■ What to produce ■
Skip the pictures. Repeat everything else in the records word for word.

■ Material for this task ■
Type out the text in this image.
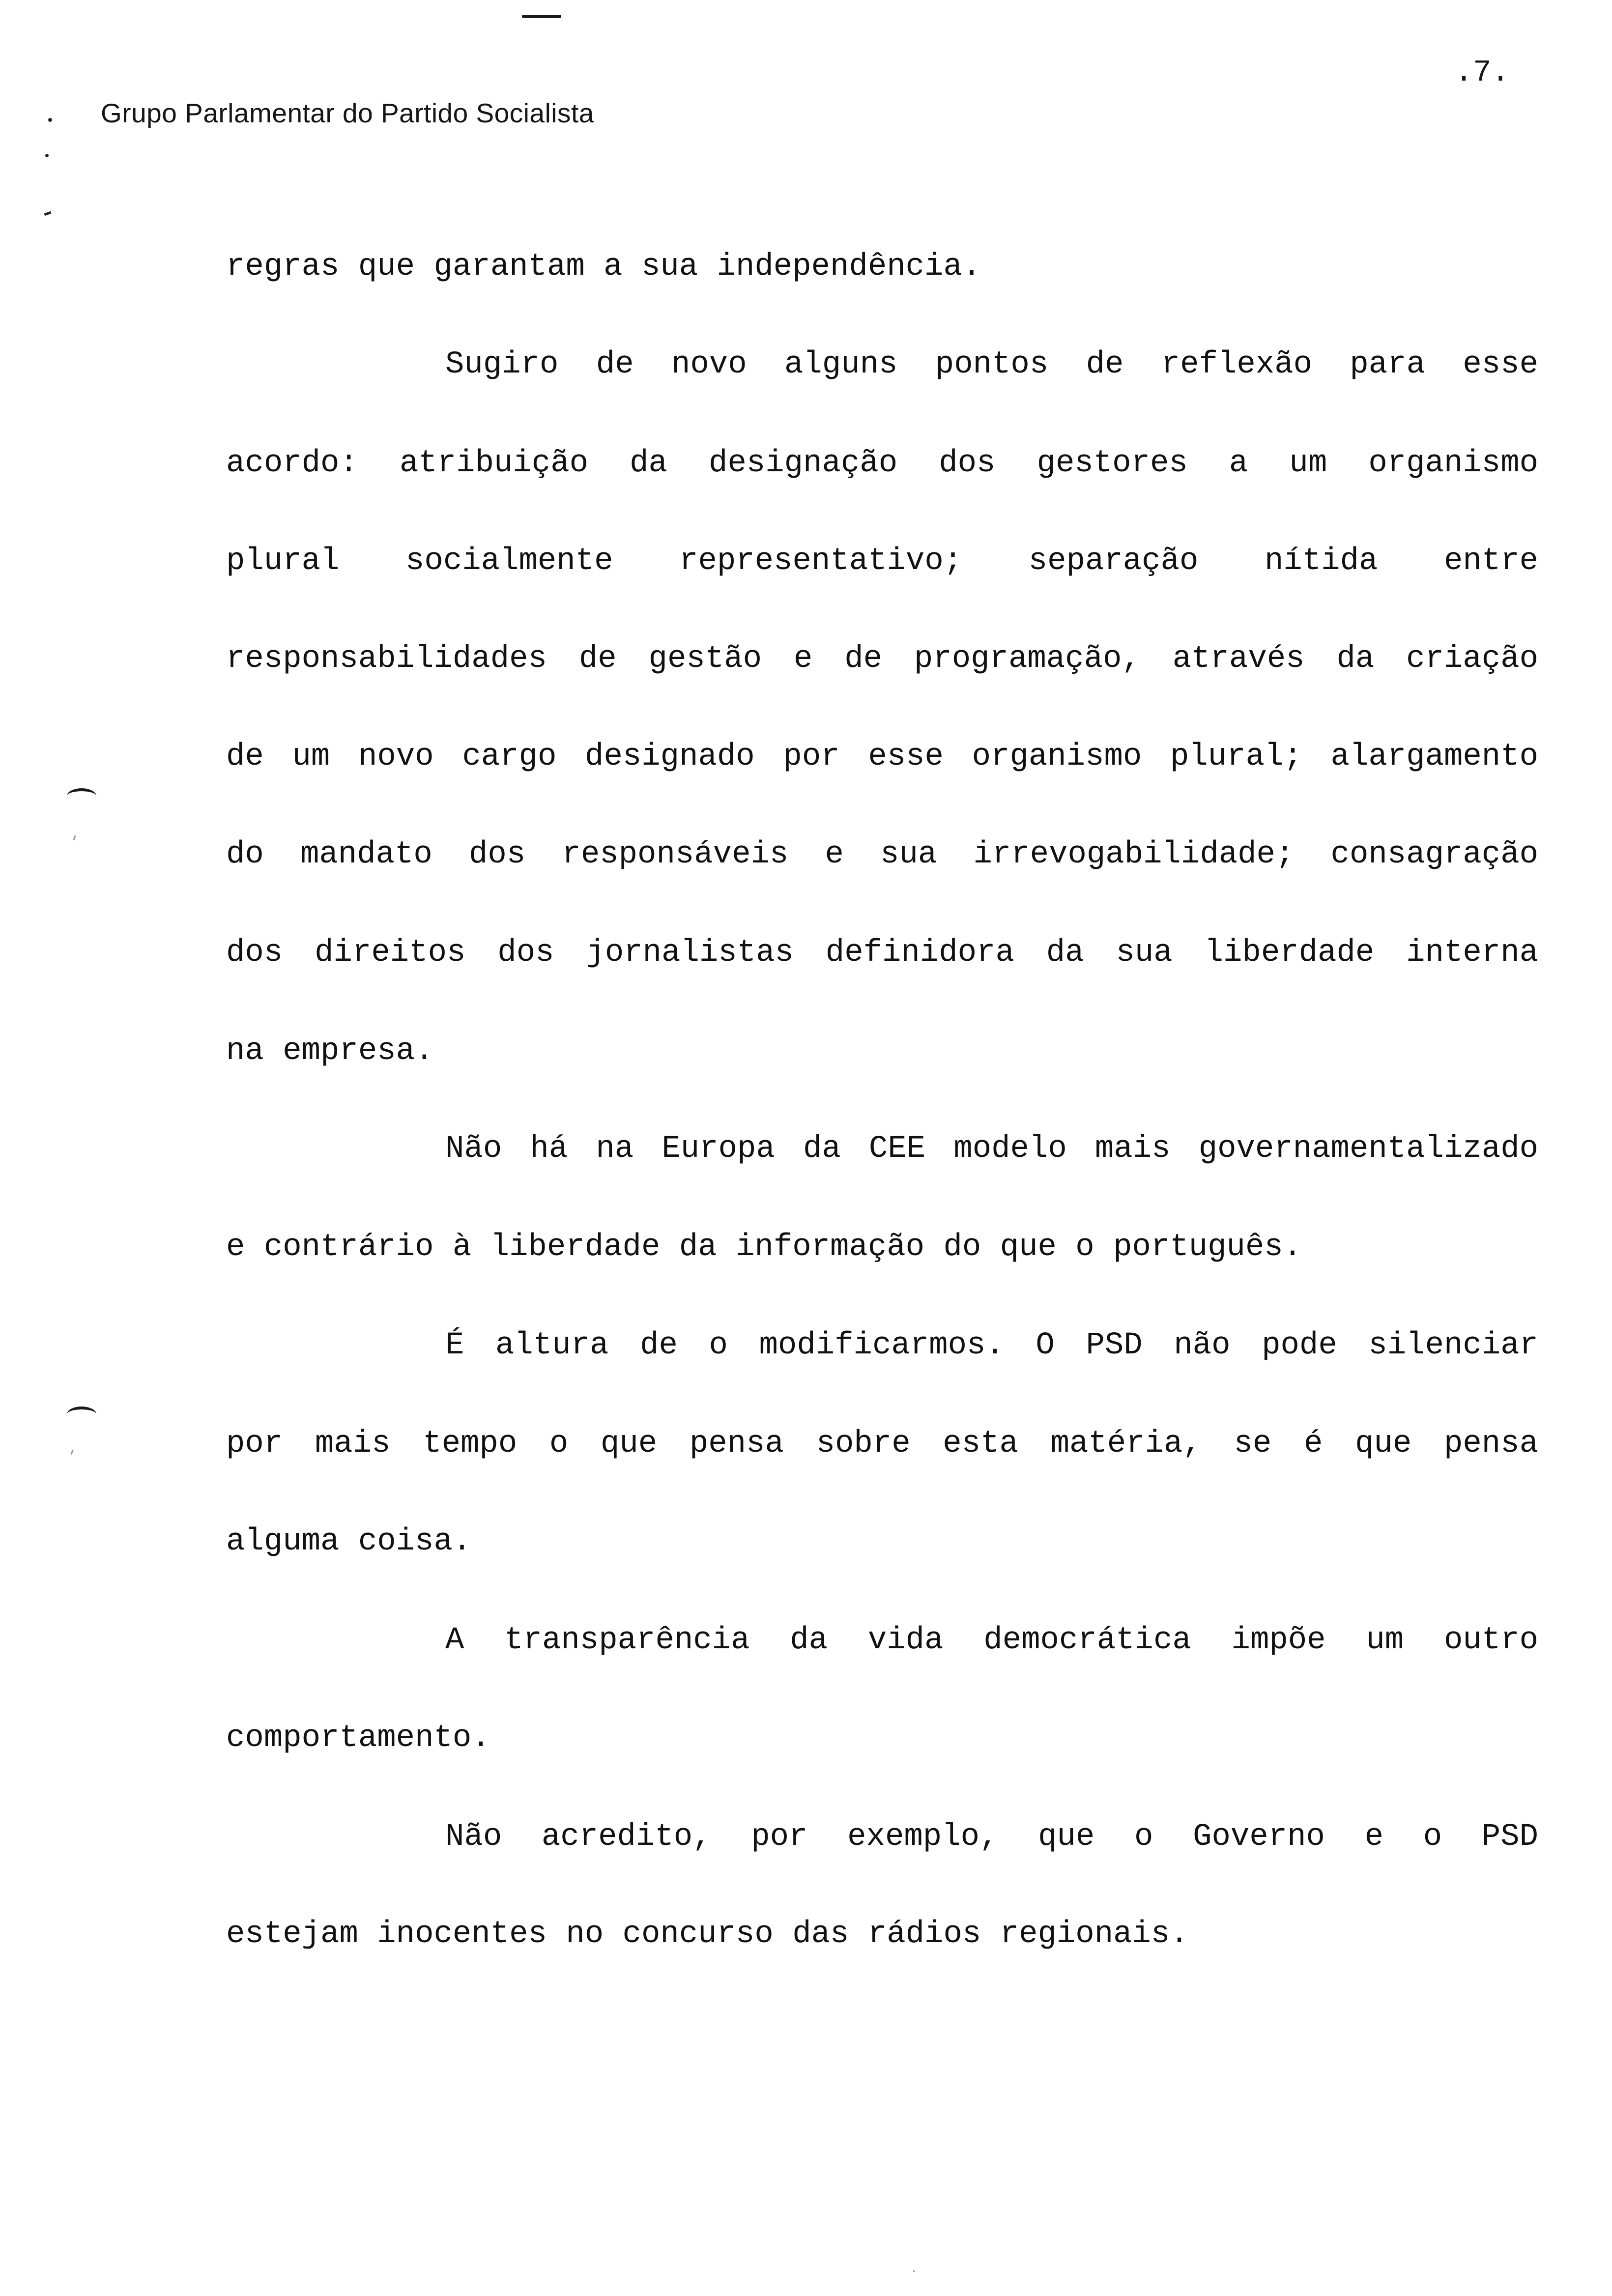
Grupo Parlamentar do Partido Socialista
.7.
regras que garantam a sua independência.
Sugiro de novo alguns pontos de reflexão para esse
acordo: atribuição da designação dos gestores a um organismo
plural socialmente representativo; separação nítida entre
responsabilidades de gestão e de programação, através da criação
de um novo cargo designado por esse organismo plural; alargamento
do mandato dos responsáveis e sua irrevogabilidade; consagração
dos direitos dos jornalistas definidora da sua liberdade interna
na empresa.
Não há na Europa da CEE modelo mais governamentalizado
e contrário à liberdade da informação do que o português.
É altura de o modificarmos. O PSD não pode silenciar
por mais tempo o que pensa sobre esta matéria, se é que pensa
alguma coisa.
A transparência da vida democrática impõe um outro
comportamento.
Não acredito, por exemplo, que o Governo e o PSD
estejam inocentes no concurso das rádios regionais.
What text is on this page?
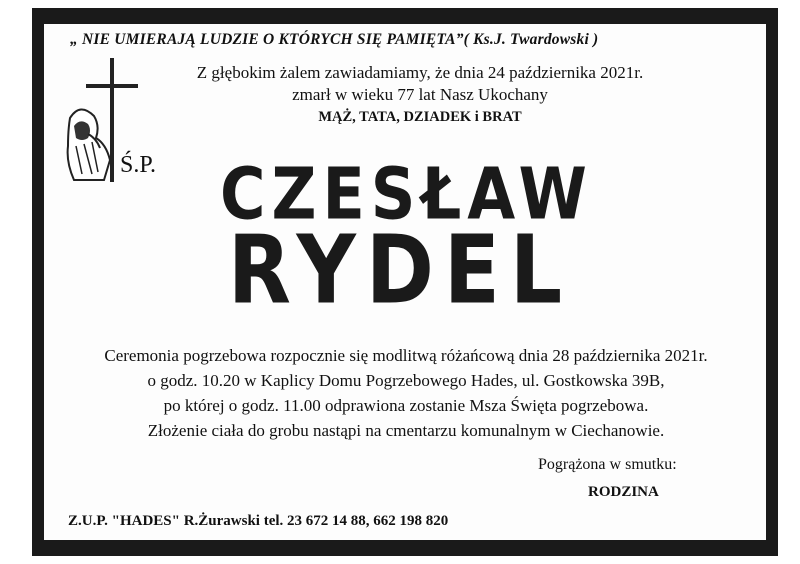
„ NIE UMIERAJĄ LUDZIE O KTÓRYCH SIĘ PAMIĘTA”( Ks.J. Twardowski )
Z głębokim żalem zawiadamiamy, że dnia 24 października 2021r.
zmarł w wieku 77 lat Nasz Ukochany
MĄŻ, TATA, DZIADEK i BRAT
Ś.P. CZESŁAW
RYDEL
Ceremonia pogrzebowa rozpocznie się modlitwą różańcową dnia 28 października 2021r.
o godz. 10.20 w Kaplicy Domu Pogrzebowego Hades, ul. Gostkowska 39B,
po której o godz. 11.00 odprawiona zostanie Msza Święta pogrzebowa.
Złożenie ciała do grobu nastąpi na cmentarzu komunalnym w Ciechanowie.
Pogrążona w smutku:
RODZINA
Z.U.P. "HADES" R.Żurawski tel. 23 672 14 88, 662 198 820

■ The answer ■
Type out the text in this image.
Grupo Parlamentar do Partido Socialista
.7.
regras que garantam a sua independência.
Sugiro de novo alguns pontos de reflexão para esse
acordo: atribuição da designação dos gestores a um organismo
plural socialmente representativo; separação nítida entre
responsabilidades de gestão e de programação, através da criação
de um novo cargo designado por esse organismo plural; alargamento
do mandato dos responsáveis e sua irrevogabilidade; consagração
dos direitos dos jornalistas definidora da sua liberdade interna
na empresa.
Não há na Europa da CEE modelo mais governamentalizado
e contrário à liberdade da informação do que o português.
É altura de o modificarmos. O PSD não pode silenciar
por mais tempo o que pensa sobre esta matéria, se é que pensa
alguma coisa.
A transparência da vida democrática impõe um outro
comportamento.
Não acredito, por exemplo, que o Governo e o PSD
estejam inocentes no concurso das rádios regionais.
What text is on this page?
„ NIE UMIERAJĄ LUDZIE O KTÓRYCH SIĘ PAMIĘTA”( Ks.J. Twardowski )
Z głębokim żalem zawiadamiamy, że dnia 24 października 2021r.
zmarł w wieku 77 lat Nasz Ukochany
MĄŻ, TATA, DZIADEK i BRAT
Ś.P. CZESŁAW
RYDEL
Ceremonia pogrzebowa rozpocznie się modlitwą różańcową dnia 28 października 2021r.
o godz. 10.20 w Kaplicy Domu Pogrzebowego Hades, ul. Gostkowska 39B,
po której o godz. 11.00 odprawiona zostanie Msza Święta pogrzebowa.
Złożenie ciała do grobu nastąpi na cmentarzu komunalnym w Ciechanowie.
Pogrążona w smutku:
RODZINA
Z.U.P. "HADES" R.Żurawski tel. 23 672 14 88, 662 198 820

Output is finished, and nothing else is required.